— START Passage to read —

# Cop Shot 22 Times



## Inspir (30 Aug 2006)

This is by far the scariest, most dreadful, and god awful video I have ever seen in my life. What makes it even worse is the dumbass fuking comments by these punks in the comments section.

http://www.youtube.com/watch?v=9RlrLEQmR44

MOD: Please delete if this has been posted before


----------



## Cloud Cover (31 Aug 2006)

Thats an old video and it was, at one time, mandatory viewing on the night police recruits were issued their uniforms prior to going to police college in the early 90's.


----------



## Inspir (31 Aug 2006)

whiskey601 said:
			
		

> Thats an old video



Why does the in car camera have the video set as 03/22/2006  ???


----------



## Cloud Cover (31 Aug 2006)

Aye- you're right, my bad.

I'm thinking of another one, similar scenario and I seem to also remember something about a toolbox containing a handgun.


----------



## FredDaHead (31 Aug 2006)

Woah... and the comments are so retarded I don't think I can stomach them all.

Those two bastards definately make a case for the death penalty, preferably immediate.


----------



## the 48th regulator (31 Aug 2006)

— END Passage to read —
— START Data —

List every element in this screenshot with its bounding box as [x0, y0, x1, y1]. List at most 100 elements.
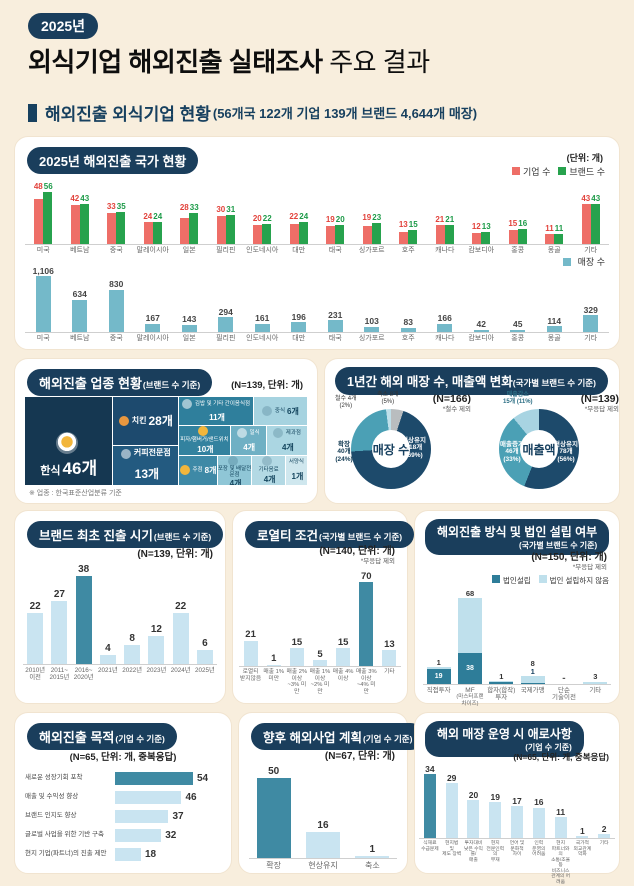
country-column: 19 23 [354, 213, 391, 244]
bar-value-labels: 13 15 [399, 221, 418, 229]
difficulty-bars: 34 29 20 19 17 16 11 1 2 [419, 763, 615, 839]
overview-title: 해외진출 외식기업 현황 [45, 105, 211, 124]
store-country-label: 싱가포르 [358, 335, 385, 342]
plan-title-pill: 향후 해외사업 계획 (기업 수 기준) [251, 723, 425, 750]
axis-label-line: 받지않음 [239, 675, 262, 682]
treemap-middle-column: 치킨 28개 커피전문점 13개 [113, 397, 179, 485]
axis-label-line: 파트너와의 [551, 846, 570, 858]
legend-incorporated: 법인설립 [492, 575, 531, 586]
cell-label: 일식 [249, 430, 260, 437]
store-country-label: 중국 [109, 335, 123, 342]
brand-count-bar [335, 225, 345, 244]
bar-pair [545, 233, 564, 244]
bar-pair [216, 215, 235, 244]
legend-company: 기업 수 [512, 165, 550, 178]
axis-label-line: 현상유지 [308, 861, 338, 870]
treemap-cell-pub: 주점 8개 [179, 455, 217, 485]
store-count-label: 329 [583, 304, 598, 315]
cell-value: 4개 [281, 442, 294, 452]
slice-label-shrink: 축소 8개 (5%) [377, 392, 399, 405]
value-label: 38 [78, 564, 90, 575]
cell-value: 4개 [263, 474, 276, 484]
brand-count-label: 16 [518, 219, 528, 229]
axis-label-line: 이상 [360, 675, 372, 682]
axis-label-line: 2020년 [73, 674, 94, 682]
bar [124, 645, 141, 664]
store-count-label: 196 [291, 311, 306, 322]
bar [305, 832, 340, 858]
stacked-bar: 19 [426, 667, 451, 684]
purpose-title-pill: 해외진출 목적 (기업 수 기준) [27, 723, 177, 750]
first_entry-column: 22 [23, 602, 47, 664]
company-brand-categories: 미국 베트남 중국 말레이시아 일본 필리핀 인도네시아 대만 태국 싱가포르 호주 캐나다 캄보디아 홍… [25, 247, 609, 255]
legend-brand: 브랜드 수 [558, 165, 605, 178]
highlighted-bar [256, 778, 291, 858]
country-column: 24 24 [135, 212, 172, 244]
method-axis-label: 합자(합작) 투자 [486, 687, 517, 707]
year-badge: 2025년 [28, 13, 99, 39]
bar-value-labels: 19 20 [326, 216, 345, 224]
coffee-icon [120, 448, 131, 459]
cell-label: 치킨 [131, 415, 147, 425]
incorporated-label: 1 [530, 666, 535, 676]
korean-food-icon [56, 432, 79, 454]
slice-label-sales-decrease: 매출감소 15개 (11%) [503, 392, 533, 405]
value-label: 1 [579, 825, 585, 836]
not-incorporated-segment [426, 667, 451, 669]
cell-label: 한식 46개 [40, 459, 98, 478]
treemap-cell-gimbap: 김밥 및 기타 간이음식점 11개 [179, 397, 253, 426]
not-incorporated-label: 68 [465, 588, 475, 598]
royalty-categories: 로열티 받지않음 매출 1% 미만 매출 2% 이상 ~3% 미만 매출 1% 이상 ~2% 미만… [239, 669, 401, 696]
company-count-bar [472, 232, 482, 244]
highlighted-bar [359, 582, 374, 666]
value-label: 54 [197, 773, 209, 784]
first-entry-bars: 22 27 38 4 8 12 22 6 [23, 563, 217, 665]
axis-label-line: 비즈니스 [551, 868, 570, 874]
axis-label-line: 어려움 [532, 852, 546, 858]
brand-count-bar [371, 222, 381, 244]
company-count-bar [362, 226, 372, 244]
company-count-label: 42 [70, 194, 80, 204]
method-column: 68 38 [454, 588, 485, 684]
store-count-bar [583, 315, 599, 332]
axis-label-line: 낮은 수익률/ [463, 846, 483, 858]
brand-count-bar [554, 233, 564, 244]
value-label: 22 [175, 601, 187, 613]
brand-count-bar [481, 231, 491, 244]
gimbap-icon [181, 398, 192, 409]
incorporated-segment [489, 682, 514, 684]
store-donut-n: (N=166) *철수 제외 [432, 393, 471, 413]
axis-label-line: 국가적 [575, 841, 589, 846]
store-change-donut: 매장 수 [351, 409, 431, 489]
incorporated-segment: 38 [457, 653, 482, 684]
axis-label: 2024년 [169, 667, 193, 681]
value-label: 19 [490, 791, 500, 802]
difficulty-n-note: (N=65, 단위: 개, 중복응답) [513, 752, 609, 762]
brand-count-label: 43 [80, 194, 90, 204]
difficulty-title: 해외 매장 운영 시 애로사항 [437, 727, 572, 741]
method-axis-label: 국제가맹 [517, 687, 548, 707]
bar [115, 848, 141, 861]
store-count-label: 166 [437, 313, 452, 324]
change-title: 1년간 해외 매장 수, 매출액 변화 [347, 375, 513, 389]
country-label: 미국 [36, 247, 50, 254]
axis-label-line: 기술이전 [552, 694, 576, 702]
axis-label-line: 2011~ [50, 667, 68, 674]
country-label: 필리핀 [216, 247, 236, 254]
bar-pair [581, 204, 600, 244]
purpose-row: 글로벌 사업을 위한 기반 구축 32 [25, 826, 223, 845]
brand-count-label: 22 [262, 213, 272, 223]
company-count-label: 11 [545, 223, 554, 233]
axis-label: 식재료 수급문제 [419, 841, 441, 885]
not-incorporated-label: 3 [593, 672, 598, 682]
bar [532, 807, 545, 838]
cell-value: 10개 [197, 444, 214, 454]
bar-value-labels: 22 24 [289, 212, 308, 221]
country-label: 일본 [182, 247, 196, 254]
first_entry-column: 6 [193, 639, 217, 664]
store-count-label: 42 [476, 319, 486, 330]
bar [115, 810, 169, 823]
axis-label: 국가적 외교관계 악화 [571, 841, 593, 885]
axis-label-line: 부재 [490, 857, 500, 863]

— END Data —

* **Challenge 1**
Check these statements against the forum thread about the police video, answering yes or no for each and quoting the deciding words: (a) Inspir asked a moderator to delete the post if it had already been posted; (b) after being challenged, Cloud Cover kept insisting the video was old; (c) Inspir pointed out a date of 03/22/2006 on the in-car camera.
* **Challenge 2**
Carry on the forum thread about the police video from its last post, keeping the same format of poster name, date and message.

* **Final result 1**
(a) Yes: "MOD: Please delete if this has been posted before"
(b) No: "Aye- you're right, my bad."
(c) Yes: "have the video set as 03/22/2006"

* **Final result 2**
whiskey601 said:
			
		

> Thats an old video and it was, at one time, mandatory viewing on the night police recruits were issued their uniforms prior to going to police college in the early 90's.



You are thinking of a different one, that was very simmilar to that situation

dileas

tess


----------



## Rice0031 (31 Aug 2006)

In the words of a regular here:
"kneel down, face the ditch". - Para

Those comments are really quite...  :rage:. I'm getting irate just thinking about them.

Not to mention that my father is a policeman, that just makes it that much more disrespectful.

As for the guys doing the shooting, see above comment.


----------



## karl28 (31 Aug 2006)

"kneel down, face the ditch". - Para
I second that comment just watching it and reading the comments on the web site where really disturbing just makes you wanna puke . I hope that the guys that did the shooting got the death penalty


----------



## Inspir (31 Aug 2006)

I showed my chief instructor the video this morning and she showed it to our entire class on the big screen. Needless to say there were a lot of somber faces and even some tears in the back. The hardest part was when our instructor divided us into groups to make a presentation on what went wrong, and how to prevent such a scenario from ever happening in the first place. Based on the reaction from a couple students I wouldn’t be surprised if they request a voluntary withdraw.


----------



## Rice0031 (31 Aug 2006)

Being a police officer is no game. It is serious stuff.
Not everyone is made for that sort of thing.

Some people can handle it, some can't.

My $0.02


----------



## Inspir (31 Aug 2006)

This one just made me laugh. What would you expect after you do this to a cop?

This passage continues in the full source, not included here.